• Required work:
Print all of the lines exactly. Any picture among them stays out.

• Exercise material:
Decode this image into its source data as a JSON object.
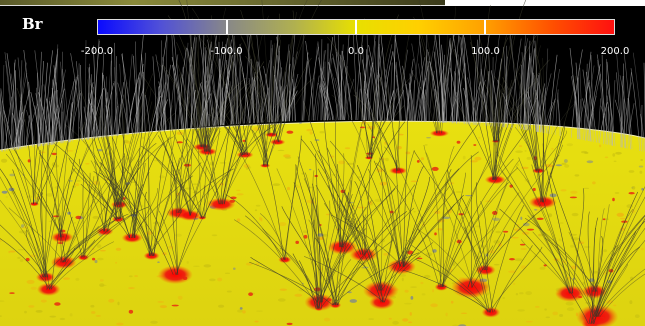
{
  "colorbar": {
    "variable": "Br",
    "min": -200.0,
    "max": 200.0,
    "ticks": [
      "-200.0",
      "-100.0",
      "0.0",
      "100.0",
      "200.0"
    ],
    "colors": [
      "#0a0aff",
      "#888888",
      "#e8e000",
      "#ffa000",
      "#ff1010"
    ]
  },
  "scene": {
    "surface_color": "#e6dc12",
    "background_color": "#000000",
    "field_line_color": "#3a3a2a"
  }
}
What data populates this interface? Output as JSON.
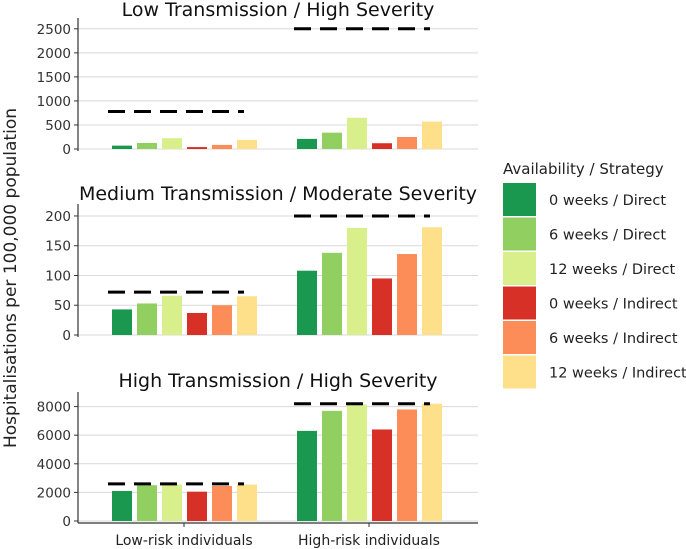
{
  "chart_data": {
    "type": "bar",
    "ylabel": "Hospitalisations per 100,000 population",
    "categories": [
      "Low-risk individuals",
      "High-risk individuals"
    ],
    "legend": {
      "title": "Availability / Strategy",
      "position": "right",
      "entries": [
        {
          "label": "0 weeks / Direct",
          "color": "#1a9850"
        },
        {
          "label": "6 weeks / Direct",
          "color": "#91cf60"
        },
        {
          "label": "12 weeks / Direct",
          "color": "#d9ef8b"
        },
        {
          "label": "0 weeks / Indirect",
          "color": "#d73027"
        },
        {
          "label": "6 weeks / Indirect",
          "color": "#fc8d59"
        },
        {
          "label": "12 weeks / Indirect",
          "color": "#fee08b"
        }
      ]
    },
    "panels": [
      {
        "title": "Low Transmission / High Severity",
        "ylim": [
          0,
          2600
        ],
        "yticks": [
          0,
          500,
          1000,
          1500,
          2000,
          2500
        ],
        "reference": [
          780,
          2500
        ],
        "series": [
          {
            "name": "0 weeks / Direct",
            "values": [
              70,
              210
            ]
          },
          {
            "name": "6 weeks / Direct",
            "values": [
              125,
              340
            ]
          },
          {
            "name": "12 weeks / Direct",
            "values": [
              225,
              650
            ]
          },
          {
            "name": "0 weeks / Indirect",
            "values": [
              40,
              120
            ]
          },
          {
            "name": "6 weeks / Indirect",
            "values": [
              85,
              250
            ]
          },
          {
            "name": "12 weeks / Indirect",
            "values": [
              190,
              570
            ]
          }
        ]
      },
      {
        "title": "Medium Transmission / Moderate Severity",
        "ylim": [
          0,
          210
        ],
        "yticks": [
          0,
          50,
          100,
          150,
          200
        ],
        "reference": [
          72,
          200
        ],
        "series": [
          {
            "name": "0 weeks / Direct",
            "values": [
              43,
              108
            ]
          },
          {
            "name": "6 weeks / Direct",
            "values": [
              53,
              138
            ]
          },
          {
            "name": "12 weeks / Direct",
            "values": [
              66,
              180
            ]
          },
          {
            "name": "0 weeks / Indirect",
            "values": [
              37,
              95
            ]
          },
          {
            "name": "6 weeks / Indirect",
            "values": [
              50,
              136
            ]
          },
          {
            "name": "12 weeks / Indirect",
            "values": [
              65,
              181
            ]
          }
        ]
      },
      {
        "title": "High Transmission / High Severity",
        "ylim": [
          0,
          8600
        ],
        "yticks": [
          0,
          2000,
          4000,
          6000,
          8000
        ],
        "reference": [
          2600,
          8200
        ],
        "series": [
          {
            "name": "0 weeks / Direct",
            "values": [
              2100,
              6300
            ]
          },
          {
            "name": "6 weeks / Direct",
            "values": [
              2500,
              7700
            ]
          },
          {
            "name": "12 weeks / Direct",
            "values": [
              2550,
              8150
            ]
          },
          {
            "name": "0 weeks / Indirect",
            "values": [
              2050,
              6400
            ]
          },
          {
            "name": "6 weeks / Indirect",
            "values": [
              2450,
              7800
            ]
          },
          {
            "name": "12 weeks / Indirect",
            "values": [
              2550,
              8200
            ]
          }
        ]
      }
    ]
  }
}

• Output:
Decode this image into its source data as a JSON object.
{
  "colorbar": {
    "variable": "Br",
    "min": -200.0,
    "max": 200.0,
    "ticks": [
      "-200.0",
      "-100.0",
      "0.0",
      "100.0",
      "200.0"
    ],
    "colors": [
      "#0a0aff",
      "#888888",
      "#e8e000",
      "#ffa000",
      "#ff1010"
    ]
  },
  "scene": {
    "surface_color": "#e6dc12",
    "background_color": "#000000",
    "field_line_color": "#3a3a2a"
  }
}
What data populates this interface? Output as JSON.
{
  "chart_data": {
    "type": "bar",
    "ylabel": "Hospitalisations per 100,000 population",
    "categories": [
      "Low-risk individuals",
      "High-risk individuals"
    ],
    "legend": {
      "title": "Availability / Strategy",
      "position": "right",
      "entries": [
        {
          "label": "0 weeks / Direct",
          "color": "#1a9850"
        },
        {
          "label": "6 weeks / Direct",
          "color": "#91cf60"
        },
        {
          "label": "12 weeks / Direct",
          "color": "#d9ef8b"
        },
        {
          "label": "0 weeks / Indirect",
          "color": "#d73027"
        },
        {
          "label": "6 weeks / Indirect",
          "color": "#fc8d59"
        },
        {
          "label": "12 weeks / Indirect",
          "color": "#fee08b"
        }
      ]
    },
    "panels": [
      {
        "title": "Low Transmission / High Severity",
        "ylim": [
          0,
          2600
        ],
        "yticks": [
          0,
          500,
          1000,
          1500,
          2000,
          2500
        ],
        "reference": [
          780,
          2500
        ],
        "series": [
          {
            "name": "0 weeks / Direct",
            "values": [
              70,
              210
            ]
          },
          {
            "name": "6 weeks / Direct",
            "values": [
              125,
              340
            ]
          },
          {
            "name": "12 weeks / Direct",
            "values": [
              225,
              650
            ]
          },
          {
            "name": "0 weeks / Indirect",
            "values": [
              40,
              120
            ]
          },
          {
            "name": "6 weeks / Indirect",
            "values": [
              85,
              250
            ]
          },
          {
            "name": "12 weeks / Indirect",
            "values": [
              190,
              570
            ]
          }
        ]
      },
      {
        "title": "Medium Transmission / Moderate Severity",
        "ylim": [
          0,
          210
        ],
        "yticks": [
          0,
          50,
          100,
          150,
          200
        ],
        "reference": [
          72,
          200
        ],
        "series": [
          {
            "name": "0 weeks / Direct",
            "values": [
              43,
              108
            ]
          },
          {
            "name": "6 weeks / Direct",
            "values": [
              53,
              138
            ]
          },
          {
            "name": "12 weeks / Direct",
            "values": [
              66,
              180
            ]
          },
          {
            "name": "0 weeks / Indirect",
            "values": [
              37,
              95
            ]
          },
          {
            "name": "6 weeks / Indirect",
            "values": [
              50,
              136
            ]
          },
          {
            "name": "12 weeks / Indirect",
            "values": [
              65,
              181
            ]
          }
        ]
      },
      {
        "title": "High Transmission / High Severity",
        "ylim": [
          0,
          8600
        ],
        "yticks": [
          0,
          2000,
          4000,
          6000,
          8000
        ],
        "reference": [
          2600,
          8200
        ],
        "series": [
          {
            "name": "0 weeks / Direct",
            "values": [
              2100,
              6300
            ]
          },
          {
            "name": "6 weeks / Direct",
            "values": [
              2500,
              7700
            ]
          },
          {
            "name": "12 weeks / Direct",
            "values": [
              2550,
              8150
            ]
          },
          {
            "name": "0 weeks / Indirect",
            "values": [
              2050,
              6400
            ]
          },
          {
            "name": "6 weeks / Indirect",
            "values": [
              2450,
              7800
            ]
          },
          {
            "name": "12 weeks / Indirect",
            "values": [
              2550,
              8200
            ]
          }
        ]
      }
    ]
  }
}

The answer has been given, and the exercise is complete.